Items

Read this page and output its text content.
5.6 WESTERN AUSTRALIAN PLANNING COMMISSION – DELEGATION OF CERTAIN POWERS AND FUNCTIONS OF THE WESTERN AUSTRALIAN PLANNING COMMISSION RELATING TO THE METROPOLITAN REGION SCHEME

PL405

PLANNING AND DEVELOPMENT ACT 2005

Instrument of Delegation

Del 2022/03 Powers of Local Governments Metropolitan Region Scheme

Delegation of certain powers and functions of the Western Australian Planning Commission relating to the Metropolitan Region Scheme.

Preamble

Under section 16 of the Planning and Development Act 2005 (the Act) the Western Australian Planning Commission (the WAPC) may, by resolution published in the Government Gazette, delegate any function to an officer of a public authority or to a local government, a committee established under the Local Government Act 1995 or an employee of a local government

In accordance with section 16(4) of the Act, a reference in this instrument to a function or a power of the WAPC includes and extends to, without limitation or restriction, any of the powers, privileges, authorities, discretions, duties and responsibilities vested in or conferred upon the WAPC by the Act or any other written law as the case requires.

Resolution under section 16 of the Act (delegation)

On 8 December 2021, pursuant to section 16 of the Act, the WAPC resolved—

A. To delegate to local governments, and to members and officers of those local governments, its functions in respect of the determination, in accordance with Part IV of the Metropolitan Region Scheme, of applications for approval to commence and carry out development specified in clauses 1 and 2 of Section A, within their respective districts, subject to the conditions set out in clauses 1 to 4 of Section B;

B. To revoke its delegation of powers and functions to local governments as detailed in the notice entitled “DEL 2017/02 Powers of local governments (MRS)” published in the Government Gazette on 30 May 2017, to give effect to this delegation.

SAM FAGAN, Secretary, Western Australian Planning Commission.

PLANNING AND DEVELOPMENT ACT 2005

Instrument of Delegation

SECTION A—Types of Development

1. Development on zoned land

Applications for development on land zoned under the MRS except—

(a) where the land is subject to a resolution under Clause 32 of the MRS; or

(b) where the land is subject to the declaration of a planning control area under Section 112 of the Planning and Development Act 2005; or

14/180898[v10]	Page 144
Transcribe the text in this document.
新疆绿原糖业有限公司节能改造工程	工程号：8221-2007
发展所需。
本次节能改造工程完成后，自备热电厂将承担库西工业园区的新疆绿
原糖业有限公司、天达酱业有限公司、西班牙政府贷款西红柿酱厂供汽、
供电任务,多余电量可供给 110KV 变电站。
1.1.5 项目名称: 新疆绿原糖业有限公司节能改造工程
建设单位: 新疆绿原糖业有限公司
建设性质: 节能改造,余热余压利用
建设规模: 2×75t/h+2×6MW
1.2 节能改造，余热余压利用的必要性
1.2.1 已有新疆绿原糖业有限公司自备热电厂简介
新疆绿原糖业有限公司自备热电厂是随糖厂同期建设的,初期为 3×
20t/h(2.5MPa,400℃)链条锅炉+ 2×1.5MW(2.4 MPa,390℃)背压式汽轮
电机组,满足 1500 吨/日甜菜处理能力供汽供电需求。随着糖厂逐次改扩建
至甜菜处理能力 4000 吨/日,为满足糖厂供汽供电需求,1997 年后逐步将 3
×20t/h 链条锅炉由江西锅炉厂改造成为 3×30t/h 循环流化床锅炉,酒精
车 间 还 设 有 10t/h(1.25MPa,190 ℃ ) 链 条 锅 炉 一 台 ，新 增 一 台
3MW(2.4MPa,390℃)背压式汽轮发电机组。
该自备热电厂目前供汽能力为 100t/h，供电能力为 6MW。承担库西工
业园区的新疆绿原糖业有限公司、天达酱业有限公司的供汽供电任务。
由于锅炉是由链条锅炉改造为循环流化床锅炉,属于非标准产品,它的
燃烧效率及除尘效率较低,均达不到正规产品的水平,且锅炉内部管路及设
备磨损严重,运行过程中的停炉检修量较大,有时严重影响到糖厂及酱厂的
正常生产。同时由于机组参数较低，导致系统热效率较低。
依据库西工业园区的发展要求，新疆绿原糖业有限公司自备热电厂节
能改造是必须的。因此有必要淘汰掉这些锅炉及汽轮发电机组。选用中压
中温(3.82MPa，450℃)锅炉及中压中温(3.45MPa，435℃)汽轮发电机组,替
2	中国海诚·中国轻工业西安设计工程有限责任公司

Aim of the exercise
Retype the listing above in full, with no alterations.

Finished task
Read this page and output its text content.
5.6 WESTERN AUSTRALIAN PLANNING COMMISSION – DELEGATION OF CERTAIN POWERS AND FUNCTIONS OF THE WESTERN AUSTRALIAN PLANNING COMMISSION RELATING TO THE METROPOLITAN REGION SCHEME

PL405

PLANNING AND DEVELOPMENT ACT 2005

Instrument of Delegation

Del 2022/03 Powers of Local Governments Metropolitan Region Scheme

Delegation of certain powers and functions of the Western Australian Planning Commission relating to the Metropolitan Region Scheme.

Preamble

Under section 16 of the Planning and Development Act 2005 (the Act) the Western Australian Planning Commission (the WAPC) may, by resolution published in the Government Gazette, delegate any function to an officer of a public authority or to a local government, a committee established under the Local Government Act 1995 or an employee of a local government

In accordance with section 16(4) of the Act, a reference in this instrument to a function or a power of the WAPC includes and extends to, without limitation or restriction, any of the powers, privileges, authorities, discretions, duties and responsibilities vested in or conferred upon the WAPC by the Act or any other written law as the case requires.

Resolution under section 16 of the Act (delegation)

On 8 December 2021, pursuant to section 16 of the Act, the WAPC resolved—

A. To delegate to local governments, and to members and officers of those local governments, its functions in respect of the determination, in accordance with Part IV of the Metropolitan Region Scheme, of applications for approval to commence and carry out development specified in clauses 1 and 2 of Section A, within their respective districts, subject to the conditions set out in clauses 1 to 4 of Section B;

B. To revoke its delegation of powers and functions to local governments as detailed in the notice entitled “DEL 2017/02 Powers of local governments (MRS)” published in the Government Gazette on 30 May 2017, to give effect to this delegation.

SAM FAGAN, Secretary, Western Australian Planning Commission.

PLANNING AND DEVELOPMENT ACT 2005

Instrument of Delegation

SECTION A—Types of Development

1. Development on zoned land

Applications for development on land zoned under the MRS except—

(a) where the land is subject to a resolution under Clause 32 of the MRS; or

(b) where the land is subject to the declaration of a planning control area under Section 112 of the Planning and Development Act 2005; or

14/180898[v10]	Page 144
Transcribe the text in this document.
新疆绿原糖业有限公司节能改造工程	工程号：8221-2007
发展所需。
本次节能改造工程完成后，自备热电厂将承担库西工业园区的新疆绿
原糖业有限公司、天达酱业有限公司、西班牙政府贷款西红柿酱厂供汽、
供电任务,多余电量可供给 110KV 变电站。
1.1.5 项目名称: 新疆绿原糖业有限公司节能改造工程
建设单位: 新疆绿原糖业有限公司
建设性质: 节能改造,余热余压利用
建设规模: 2×75t/h+2×6MW
1.2 节能改造，余热余压利用的必要性
1.2.1 已有新疆绿原糖业有限公司自备热电厂简介
新疆绿原糖业有限公司自备热电厂是随糖厂同期建设的,初期为 3×
20t/h(2.5MPa,400℃)链条锅炉+ 2×1.5MW(2.4 MPa,390℃)背压式汽轮
电机组,满足 1500 吨/日甜菜处理能力供汽供电需求。随着糖厂逐次改扩建
至甜菜处理能力 4000 吨/日,为满足糖厂供汽供电需求,1997 年后逐步将 3
×20t/h 链条锅炉由江西锅炉厂改造成为 3×30t/h 循环流化床锅炉,酒精
车 间 还 设 有 10t/h(1.25MPa,190 ℃ ) 链 条 锅 炉 一 台 ，新 增 一 台
3MW(2.4MPa,390℃)背压式汽轮发电机组。
该自备热电厂目前供汽能力为 100t/h，供电能力为 6MW。承担库西工
业园区的新疆绿原糖业有限公司、天达酱业有限公司的供汽供电任务。
由于锅炉是由链条锅炉改造为循环流化床锅炉,属于非标准产品,它的
燃烧效率及除尘效率较低,均达不到正规产品的水平,且锅炉内部管路及设
备磨损严重,运行过程中的停炉检修量较大,有时严重影响到糖厂及酱厂的
正常生产。同时由于机组参数较低，导致系统热效率较低。
依据库西工业园区的发展要求，新疆绿原糖业有限公司自备热电厂节
能改造是必须的。因此有必要淘汰掉这些锅炉及汽轮发电机组。选用中压
中温(3.82MPa，450℃)锅炉及中压中温(3.45MPa，435℃)汽轮发电机组,替
2	中国海诚·中国轻工业西安设计工程有限责任公司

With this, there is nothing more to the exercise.